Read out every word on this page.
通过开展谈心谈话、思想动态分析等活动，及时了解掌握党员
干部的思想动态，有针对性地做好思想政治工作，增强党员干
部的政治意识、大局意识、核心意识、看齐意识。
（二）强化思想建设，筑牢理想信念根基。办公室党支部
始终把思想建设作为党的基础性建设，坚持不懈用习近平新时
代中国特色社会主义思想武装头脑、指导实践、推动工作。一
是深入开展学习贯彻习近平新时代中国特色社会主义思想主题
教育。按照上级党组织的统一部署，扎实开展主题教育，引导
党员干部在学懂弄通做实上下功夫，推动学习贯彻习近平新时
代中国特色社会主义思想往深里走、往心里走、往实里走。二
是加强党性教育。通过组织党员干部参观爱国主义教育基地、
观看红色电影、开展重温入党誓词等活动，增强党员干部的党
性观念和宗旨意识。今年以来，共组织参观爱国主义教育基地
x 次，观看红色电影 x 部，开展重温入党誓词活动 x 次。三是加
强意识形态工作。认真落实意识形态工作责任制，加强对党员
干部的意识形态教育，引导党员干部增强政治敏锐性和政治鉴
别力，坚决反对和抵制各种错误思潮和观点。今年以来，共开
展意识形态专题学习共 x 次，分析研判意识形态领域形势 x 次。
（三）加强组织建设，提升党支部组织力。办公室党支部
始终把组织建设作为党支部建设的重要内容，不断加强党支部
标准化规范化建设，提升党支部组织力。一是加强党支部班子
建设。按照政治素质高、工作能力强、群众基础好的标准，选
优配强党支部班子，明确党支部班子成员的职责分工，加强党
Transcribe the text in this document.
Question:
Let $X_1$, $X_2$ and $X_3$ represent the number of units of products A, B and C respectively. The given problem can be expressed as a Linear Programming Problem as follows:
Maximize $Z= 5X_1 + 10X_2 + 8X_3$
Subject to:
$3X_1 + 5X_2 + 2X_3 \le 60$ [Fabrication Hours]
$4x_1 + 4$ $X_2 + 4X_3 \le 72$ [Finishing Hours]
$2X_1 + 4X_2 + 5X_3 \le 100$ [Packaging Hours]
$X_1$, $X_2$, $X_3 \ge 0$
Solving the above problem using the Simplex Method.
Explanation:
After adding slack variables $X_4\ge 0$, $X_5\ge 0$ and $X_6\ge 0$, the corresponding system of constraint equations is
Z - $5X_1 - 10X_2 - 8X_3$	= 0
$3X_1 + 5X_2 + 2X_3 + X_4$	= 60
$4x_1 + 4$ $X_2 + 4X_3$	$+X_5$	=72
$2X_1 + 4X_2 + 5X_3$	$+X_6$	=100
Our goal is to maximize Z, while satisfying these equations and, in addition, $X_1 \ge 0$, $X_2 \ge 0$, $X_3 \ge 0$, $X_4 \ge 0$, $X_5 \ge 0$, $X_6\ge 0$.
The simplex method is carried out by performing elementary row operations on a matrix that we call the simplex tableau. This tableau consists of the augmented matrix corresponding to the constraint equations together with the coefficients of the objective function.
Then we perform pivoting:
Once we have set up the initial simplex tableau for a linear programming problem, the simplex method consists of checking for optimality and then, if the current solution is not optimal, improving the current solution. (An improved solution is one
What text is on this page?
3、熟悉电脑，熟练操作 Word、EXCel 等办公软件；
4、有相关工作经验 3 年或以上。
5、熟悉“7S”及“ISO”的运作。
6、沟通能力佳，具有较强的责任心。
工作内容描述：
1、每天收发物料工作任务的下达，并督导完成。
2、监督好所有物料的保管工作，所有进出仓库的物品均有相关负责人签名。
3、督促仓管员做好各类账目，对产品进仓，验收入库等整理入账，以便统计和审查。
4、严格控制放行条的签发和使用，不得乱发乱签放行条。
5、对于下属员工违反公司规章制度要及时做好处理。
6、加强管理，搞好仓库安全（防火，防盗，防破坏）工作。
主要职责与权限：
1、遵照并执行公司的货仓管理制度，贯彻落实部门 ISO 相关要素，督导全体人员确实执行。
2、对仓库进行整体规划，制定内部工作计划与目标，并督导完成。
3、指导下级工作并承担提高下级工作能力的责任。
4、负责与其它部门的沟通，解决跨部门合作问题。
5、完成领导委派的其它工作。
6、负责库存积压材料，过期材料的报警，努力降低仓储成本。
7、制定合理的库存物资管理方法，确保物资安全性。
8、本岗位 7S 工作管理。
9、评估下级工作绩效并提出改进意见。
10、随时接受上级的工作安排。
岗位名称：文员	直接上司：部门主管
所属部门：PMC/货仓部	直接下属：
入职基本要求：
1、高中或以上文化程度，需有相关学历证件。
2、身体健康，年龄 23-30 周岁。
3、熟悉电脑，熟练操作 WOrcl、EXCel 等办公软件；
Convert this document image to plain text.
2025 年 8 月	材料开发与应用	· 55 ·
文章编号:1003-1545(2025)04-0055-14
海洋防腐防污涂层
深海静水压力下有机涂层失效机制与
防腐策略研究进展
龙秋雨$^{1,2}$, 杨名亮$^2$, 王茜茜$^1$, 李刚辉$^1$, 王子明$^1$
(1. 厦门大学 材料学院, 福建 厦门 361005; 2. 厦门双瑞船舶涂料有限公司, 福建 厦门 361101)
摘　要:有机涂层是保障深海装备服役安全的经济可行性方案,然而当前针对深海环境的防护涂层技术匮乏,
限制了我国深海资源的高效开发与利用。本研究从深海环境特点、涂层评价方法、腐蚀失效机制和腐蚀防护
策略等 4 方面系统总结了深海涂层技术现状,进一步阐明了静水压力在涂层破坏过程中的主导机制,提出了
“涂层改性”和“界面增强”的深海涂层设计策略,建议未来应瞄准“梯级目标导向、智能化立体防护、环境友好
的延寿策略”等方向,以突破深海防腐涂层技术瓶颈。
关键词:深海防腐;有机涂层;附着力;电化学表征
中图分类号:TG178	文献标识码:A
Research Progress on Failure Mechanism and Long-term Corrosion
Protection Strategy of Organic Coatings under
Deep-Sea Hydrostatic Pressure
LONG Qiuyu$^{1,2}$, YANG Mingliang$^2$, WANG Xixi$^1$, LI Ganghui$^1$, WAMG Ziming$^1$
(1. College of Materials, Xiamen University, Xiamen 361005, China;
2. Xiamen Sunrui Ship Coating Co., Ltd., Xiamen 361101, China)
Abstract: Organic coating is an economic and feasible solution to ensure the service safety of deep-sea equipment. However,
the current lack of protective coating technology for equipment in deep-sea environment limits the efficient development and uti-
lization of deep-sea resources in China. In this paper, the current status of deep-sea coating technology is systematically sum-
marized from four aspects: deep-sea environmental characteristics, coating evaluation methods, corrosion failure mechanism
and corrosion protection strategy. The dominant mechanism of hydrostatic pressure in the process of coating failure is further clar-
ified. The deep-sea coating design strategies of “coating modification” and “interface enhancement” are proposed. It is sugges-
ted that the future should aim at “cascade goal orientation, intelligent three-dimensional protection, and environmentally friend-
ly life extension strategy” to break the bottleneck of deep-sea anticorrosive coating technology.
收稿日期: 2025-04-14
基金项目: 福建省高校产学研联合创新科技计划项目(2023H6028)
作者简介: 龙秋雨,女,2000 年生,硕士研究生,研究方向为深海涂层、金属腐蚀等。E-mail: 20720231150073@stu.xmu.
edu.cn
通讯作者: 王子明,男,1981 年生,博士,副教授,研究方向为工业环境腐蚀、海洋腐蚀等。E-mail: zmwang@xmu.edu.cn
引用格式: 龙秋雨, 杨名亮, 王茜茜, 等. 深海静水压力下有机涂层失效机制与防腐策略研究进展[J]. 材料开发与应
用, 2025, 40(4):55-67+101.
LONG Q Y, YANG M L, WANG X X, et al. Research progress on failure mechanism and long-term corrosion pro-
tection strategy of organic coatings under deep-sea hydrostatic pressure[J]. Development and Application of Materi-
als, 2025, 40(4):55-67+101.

* * * * * * *

Task instructions: Would you reproduce all the entries exactly?

Solution for this problem:
Read out every word on this page.
通过开展谈心谈话、思想动态分析等活动，及时了解掌握党员
干部的思想动态，有针对性地做好思想政治工作，增强党员干
部的政治意识、大局意识、核心意识、看齐意识。
（二）强化思想建设，筑牢理想信念根基。办公室党支部
始终把思想建设作为党的基础性建设，坚持不懈用习近平新时
代中国特色社会主义思想武装头脑、指导实践、推动工作。一
是深入开展学习贯彻习近平新时代中国特色社会主义思想主题
教育。按照上级党组织的统一部署，扎实开展主题教育，引导
党员干部在学懂弄通做实上下功夫，推动学习贯彻习近平新时
代中国特色社会主义思想往深里走、往心里走、往实里走。二
是加强党性教育。通过组织党员干部参观爱国主义教育基地、
观看红色电影、开展重温入党誓词等活动，增强党员干部的党
性观念和宗旨意识。今年以来，共组织参观爱国主义教育基地
x 次，观看红色电影 x 部，开展重温入党誓词活动 x 次。三是加
强意识形态工作。认真落实意识形态工作责任制，加强对党员
干部的意识形态教育，引导党员干部增强政治敏锐性和政治鉴
别力，坚决反对和抵制各种错误思潮和观点。今年以来，共开
展意识形态专题学习共 x 次，分析研判意识形态领域形势 x 次。
（三）加强组织建设，提升党支部组织力。办公室党支部
始终把组织建设作为党支部建设的重要内容，不断加强党支部
标准化规范化建设，提升党支部组织力。一是加强党支部班子
建设。按照政治素质高、工作能力强、群众基础好的标准，选
优配强党支部班子，明确党支部班子成员的职责分工，加强党
Transcribe the text in this document.
Question:
Let $X_1$, $X_2$ and $X_3$ represent the number of units of products A, B and C respectively. The given problem can be expressed as a Linear Programming Problem as follows:
Maximize $Z= 5X_1 + 10X_2 + 8X_3$
Subject to:
$3X_1 + 5X_2 + 2X_3 \le 60$ [Fabrication Hours]
$4x_1 + 4$ $X_2 + 4X_3 \le 72$ [Finishing Hours]
$2X_1 + 4X_2 + 5X_3 \le 100$ [Packaging Hours]
$X_1$, $X_2$, $X_3 \ge 0$
Solving the above problem using the Simplex Method.
Explanation:
After adding slack variables $X_4\ge 0$, $X_5\ge 0$ and $X_6\ge 0$, the corresponding system of constraint equations is
Z - $5X_1 - 10X_2 - 8X_3$	= 0
$3X_1 + 5X_2 + 2X_3 + X_4$	= 60
$4x_1 + 4$ $X_2 + 4X_3$	$+X_5$	=72
$2X_1 + 4X_2 + 5X_3$	$+X_6$	=100
Our goal is to maximize Z, while satisfying these equations and, in addition, $X_1 \ge 0$, $X_2 \ge 0$, $X_3 \ge 0$, $X_4 \ge 0$, $X_5 \ge 0$, $X_6\ge 0$.
The simplex method is carried out by performing elementary row operations on a matrix that we call the simplex tableau. This tableau consists of the augmented matrix corresponding to the constraint equations together with the coefficients of the objective function.
Then we perform pivoting:
Once we have set up the initial simplex tableau for a linear programming problem, the simplex method consists of checking for optimality and then, if the current solution is not optimal, improving the current solution. (An improved solution is one
What text is on this page?
3、熟悉电脑，熟练操作 Word、EXCel 等办公软件；
4、有相关工作经验 3 年或以上。
5、熟悉“7S”及“ISO”的运作。
6、沟通能力佳，具有较强的责任心。
工作内容描述：
1、每天收发物料工作任务的下达，并督导完成。
2、监督好所有物料的保管工作，所有进出仓库的物品均有相关负责人签名。
3、督促仓管员做好各类账目，对产品进仓，验收入库等整理入账，以便统计和审查。
4、严格控制放行条的签发和使用，不得乱发乱签放行条。
5、对于下属员工违反公司规章制度要及时做好处理。
6、加强管理，搞好仓库安全（防火，防盗，防破坏）工作。
主要职责与权限：
1、遵照并执行公司的货仓管理制度，贯彻落实部门 ISO 相关要素，督导全体人员确实执行。
2、对仓库进行整体规划，制定内部工作计划与目标，并督导完成。
3、指导下级工作并承担提高下级工作能力的责任。
4、负责与其它部门的沟通，解决跨部门合作问题。
5、完成领导委派的其它工作。
6、负责库存积压材料，过期材料的报警，努力降低仓储成本。
7、制定合理的库存物资管理方法，确保物资安全性。
8、本岗位 7S 工作管理。
9、评估下级工作绩效并提出改进意见。
10、随时接受上级的工作安排。
岗位名称：文员	直接上司：部门主管
所属部门：PMC/货仓部	直接下属：
入职基本要求：
1、高中或以上文化程度，需有相关学历证件。
2、身体健康，年龄 23-30 周岁。
3、熟悉电脑，熟练操作 WOrcl、EXCel 等办公软件；
Convert this document image to plain text.
2025 年 8 月	材料开发与应用	· 55 ·
文章编号:1003-1545(2025)04-0055-14
海洋防腐防污涂层
深海静水压力下有机涂层失效机制与
防腐策略研究进展
龙秋雨$^{1,2}$, 杨名亮$^2$, 王茜茜$^1$, 李刚辉$^1$, 王子明$^1$
(1. 厦门大学 材料学院, 福建 厦门 361005; 2. 厦门双瑞船舶涂料有限公司, 福建 厦门 361101)
摘　要:有机涂层是保障深海装备服役安全的经济可行性方案,然而当前针对深海环境的防护涂层技术匮乏,
限制了我国深海资源的高效开发与利用。本研究从深海环境特点、涂层评价方法、腐蚀失效机制和腐蚀防护
策略等 4 方面系统总结了深海涂层技术现状,进一步阐明了静水压力在涂层破坏过程中的主导机制,提出了
“涂层改性”和“界面增强”的深海涂层设计策略,建议未来应瞄准“梯级目标导向、智能化立体防护、环境友好
的延寿策略”等方向,以突破深海防腐涂层技术瓶颈。
关键词:深海防腐;有机涂层;附着力;电化学表征
中图分类号:TG178	文献标识码:A
Research Progress on Failure Mechanism and Long-term Corrosion
Protection Strategy of Organic Coatings under
Deep-Sea Hydrostatic Pressure
LONG Qiuyu$^{1,2}$, YANG Mingliang$^2$, WANG Xixi$^1$, LI Ganghui$^1$, WAMG Ziming$^1$
(1. College of Materials, Xiamen University, Xiamen 361005, China;
2. Xiamen Sunrui Ship Coating Co., Ltd., Xiamen 361101, China)
Abstract: Organic coating is an economic and feasible solution to ensure the service safety of deep-sea equipment. However,
the current lack of protective coating technology for equipment in deep-sea environment limits the efficient development and uti-
lization of deep-sea resources in China. In this paper, the current status of deep-sea coating technology is systematically sum-
marized from four aspects: deep-sea environmental characteristics, coating evaluation methods, corrosion failure mechanism
and corrosion protection strategy. The dominant mechanism of hydrostatic pressure in the process of coating failure is further clar-
ified. The deep-sea coating design strategies of “coating modification” and “interface enhancement” are proposed. It is sugges-
ted that the future should aim at “cascade goal orientation, intelligent three-dimensional protection, and environmentally friend-
ly life extension strategy” to break the bottleneck of deep-sea anticorrosive coating technology.
收稿日期: 2025-04-14
基金项目: 福建省高校产学研联合创新科技计划项目(2023H6028)
作者简介: 龙秋雨,女,2000 年生,硕士研究生,研究方向为深海涂层、金属腐蚀等。E-mail: 20720231150073@stu.xmu.
edu.cn
通讯作者: 王子明,男,1981 年生,博士,副教授,研究方向为工业环境腐蚀、海洋腐蚀等。E-mail: zmwang@xmu.edu.cn
引用格式: 龙秋雨, 杨名亮, 王茜茜, 等. 深海静水压力下有机涂层失效机制与防腐策略研究进展[J]. 材料开发与应
用, 2025, 40(4):55-67+101.
LONG Q Y, YANG M L, WANG X X, et al. Research progress on failure mechanism and long-term corrosion pro-
tection strategy of organic coatings under deep-sea hydrostatic pressure[J]. Development and Application of Materi-
als, 2025, 40(4):55-67+101.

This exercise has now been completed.